== LISTING

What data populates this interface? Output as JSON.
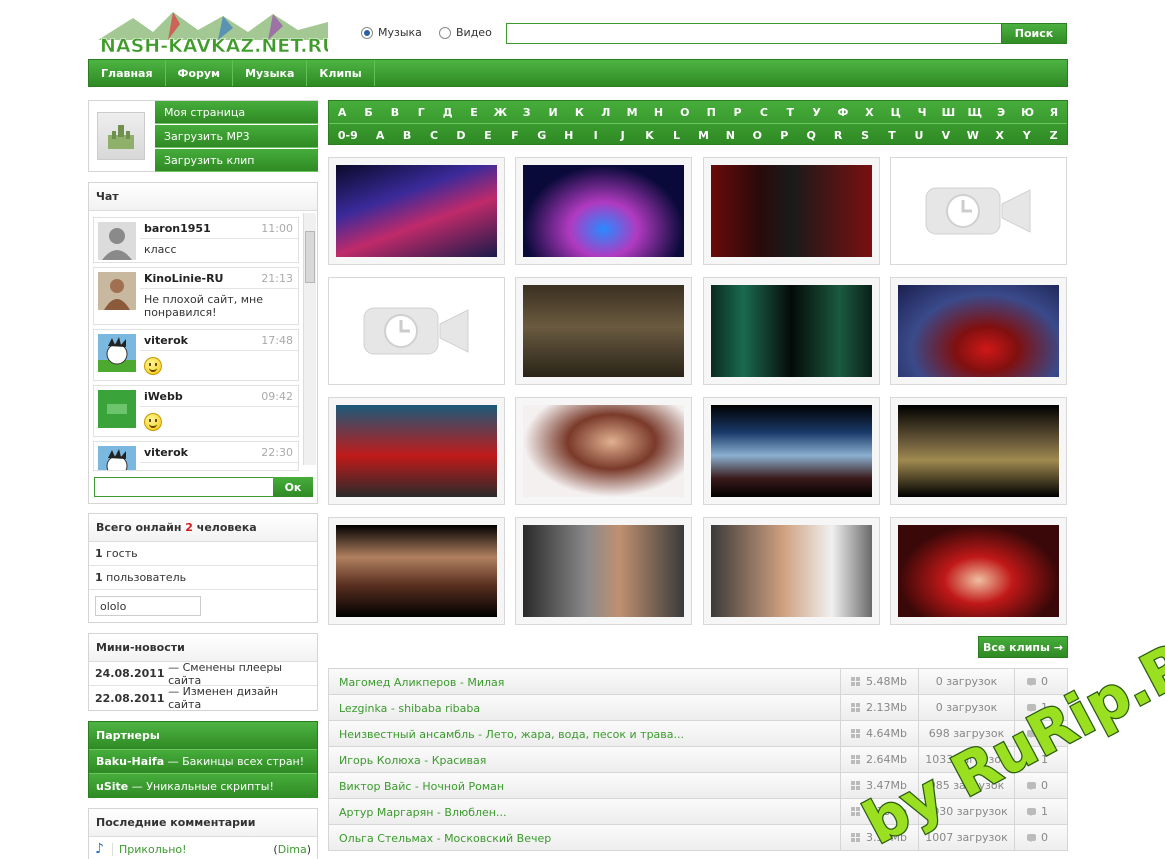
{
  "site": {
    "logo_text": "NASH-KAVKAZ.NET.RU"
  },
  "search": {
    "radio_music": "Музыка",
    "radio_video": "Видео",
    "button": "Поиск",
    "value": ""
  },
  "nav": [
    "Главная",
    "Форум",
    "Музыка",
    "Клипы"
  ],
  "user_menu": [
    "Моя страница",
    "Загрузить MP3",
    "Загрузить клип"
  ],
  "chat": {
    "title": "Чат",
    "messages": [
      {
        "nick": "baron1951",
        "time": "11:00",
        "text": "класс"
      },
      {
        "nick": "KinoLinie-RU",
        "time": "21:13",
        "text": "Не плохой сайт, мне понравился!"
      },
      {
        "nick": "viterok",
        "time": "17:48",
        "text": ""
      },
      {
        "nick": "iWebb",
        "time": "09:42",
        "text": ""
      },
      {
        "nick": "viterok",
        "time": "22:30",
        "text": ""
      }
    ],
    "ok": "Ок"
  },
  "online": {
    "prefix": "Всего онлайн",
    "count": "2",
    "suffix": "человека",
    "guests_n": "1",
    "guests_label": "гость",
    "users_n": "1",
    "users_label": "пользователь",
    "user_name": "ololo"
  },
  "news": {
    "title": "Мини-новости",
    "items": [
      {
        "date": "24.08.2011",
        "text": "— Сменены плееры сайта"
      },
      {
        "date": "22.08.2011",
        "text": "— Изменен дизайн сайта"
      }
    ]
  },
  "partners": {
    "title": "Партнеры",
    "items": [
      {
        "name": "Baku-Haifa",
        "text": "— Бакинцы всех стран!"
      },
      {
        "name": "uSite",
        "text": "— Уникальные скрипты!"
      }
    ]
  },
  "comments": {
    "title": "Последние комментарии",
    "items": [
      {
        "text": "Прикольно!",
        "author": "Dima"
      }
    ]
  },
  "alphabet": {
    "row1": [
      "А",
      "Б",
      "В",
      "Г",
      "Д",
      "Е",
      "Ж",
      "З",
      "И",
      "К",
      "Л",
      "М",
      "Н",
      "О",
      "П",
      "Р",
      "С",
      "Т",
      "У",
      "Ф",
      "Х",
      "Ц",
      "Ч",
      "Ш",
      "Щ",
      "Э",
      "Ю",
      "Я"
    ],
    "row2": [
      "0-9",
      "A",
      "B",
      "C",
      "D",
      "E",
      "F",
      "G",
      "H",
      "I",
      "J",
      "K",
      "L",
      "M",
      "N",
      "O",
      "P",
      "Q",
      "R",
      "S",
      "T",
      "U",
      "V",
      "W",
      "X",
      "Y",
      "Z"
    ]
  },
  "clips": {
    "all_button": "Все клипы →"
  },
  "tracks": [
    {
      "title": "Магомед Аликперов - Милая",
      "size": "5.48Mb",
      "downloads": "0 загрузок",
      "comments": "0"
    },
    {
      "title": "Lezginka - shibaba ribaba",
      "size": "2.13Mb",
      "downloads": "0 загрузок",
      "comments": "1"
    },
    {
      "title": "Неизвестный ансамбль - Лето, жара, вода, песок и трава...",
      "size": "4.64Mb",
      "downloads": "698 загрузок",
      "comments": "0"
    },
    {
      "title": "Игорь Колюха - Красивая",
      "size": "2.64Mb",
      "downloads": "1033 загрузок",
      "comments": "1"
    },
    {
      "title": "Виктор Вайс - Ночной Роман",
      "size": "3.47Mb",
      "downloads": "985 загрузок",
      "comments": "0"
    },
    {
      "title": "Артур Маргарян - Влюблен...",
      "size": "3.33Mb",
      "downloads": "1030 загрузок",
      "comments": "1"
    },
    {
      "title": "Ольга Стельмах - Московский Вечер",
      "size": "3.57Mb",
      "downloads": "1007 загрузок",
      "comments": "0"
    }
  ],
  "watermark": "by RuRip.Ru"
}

====

--- WHAT THE TASK REQUIRES ---
Please set down each line of the data above exactly as written, without the pictures.

--- ANSWER TO THE PROBLEM ---
What data populates this interface? Output as JSON.
{
  "site": {
    "logo_text": "NASH-KAVKAZ.NET.RU"
  },
  "search": {
    "radio_music": "Музыка",
    "radio_video": "Видео",
    "button": "Поиск",
    "value": ""
  },
  "nav": [
    "Главная",
    "Форум",
    "Музыка",
    "Клипы"
  ],
  "user_menu": [
    "Моя страница",
    "Загрузить MP3",
    "Загрузить клип"
  ],
  "chat": {
    "title": "Чат",
    "messages": [
      {
        "nick": "baron1951",
        "time": "11:00",
        "text": "класс"
      },
      {
        "nick": "KinoLinie-RU",
        "time": "21:13",
        "text": "Не плохой сайт, мне понравился!"
      },
      {
        "nick": "viterok",
        "time": "17:48",
        "text": ""
      },
      {
        "nick": "iWebb",
        "time": "09:42",
        "text": ""
      },
      {
        "nick": "viterok",
        "time": "22:30",
        "text": ""
      }
    ],
    "ok": "Ок"
  },
  "online": {
    "prefix": "Всего онлайн",
    "count": "2",
    "suffix": "человека",
    "guests_n": "1",
    "guests_label": "гость",
    "users_n": "1",
    "users_label": "пользователь",
    "user_name": "ololo"
  },
  "news": {
    "title": "Мини-новости",
    "items": [
      {
        "date": "24.08.2011",
        "text": "— Сменены плееры сайта"
      },
      {
        "date": "22.08.2011",
        "text": "— Изменен дизайн сайта"
      }
    ]
  },
  "partners": {
    "title": "Партнеры",
    "items": [
      {
        "name": "Baku-Haifa",
        "text": "— Бакинцы всех стран!"
      },
      {
        "name": "uSite",
        "text": "— Уникальные скрипты!"
      }
    ]
  },
  "comments": {
    "title": "Последние комментарии",
    "items": [
      {
        "text": "Прикольно!",
        "author": "Dima"
      }
    ]
  },
  "alphabet": {
    "row1": [
      "А",
      "Б",
      "В",
      "Г",
      "Д",
      "Е",
      "Ж",
      "З",
      "И",
      "К",
      "Л",
      "М",
      "Н",
      "О",
      "П",
      "Р",
      "С",
      "Т",
      "У",
      "Ф",
      "Х",
      "Ц",
      "Ч",
      "Ш",
      "Щ",
      "Э",
      "Ю",
      "Я"
    ],
    "row2": [
      "0-9",
      "A",
      "B",
      "C",
      "D",
      "E",
      "F",
      "G",
      "H",
      "I",
      "J",
      "K",
      "L",
      "M",
      "N",
      "O",
      "P",
      "Q",
      "R",
      "S",
      "T",
      "U",
      "V",
      "W",
      "X",
      "Y",
      "Z"
    ]
  },
  "clips": {
    "all_button": "Все клипы →"
  },
  "tracks": [
    {
      "title": "Магомед Аликперов - Милая",
      "size": "5.48Mb",
      "downloads": "0 загрузок",
      "comments": "0"
    },
    {
      "title": "Lezginka - shibaba ribaba",
      "size": "2.13Mb",
      "downloads": "0 загрузок",
      "comments": "1"
    },
    {
      "title": "Неизвестный ансамбль - Лето, жара, вода, песок и трава...",
      "size": "4.64Mb",
      "downloads": "698 загрузок",
      "comments": "0"
    },
    {
      "title": "Игорь Колюха - Красивая",
      "size": "2.64Mb",
      "downloads": "1033 загрузок",
      "comments": "1"
    },
    {
      "title": "Виктор Вайс - Ночной Роман",
      "size": "3.47Mb",
      "downloads": "985 загрузок",
      "comments": "0"
    },
    {
      "title": "Артур Маргарян - Влюблен...",
      "size": "3.33Mb",
      "downloads": "1030 загрузок",
      "comments": "1"
    },
    {
      "title": "Ольга Стельмах - Московский Вечер",
      "size": "3.57Mb",
      "downloads": "1007 загрузок",
      "comments": "0"
    }
  ],
  "watermark": "by RuRip.Ru"
}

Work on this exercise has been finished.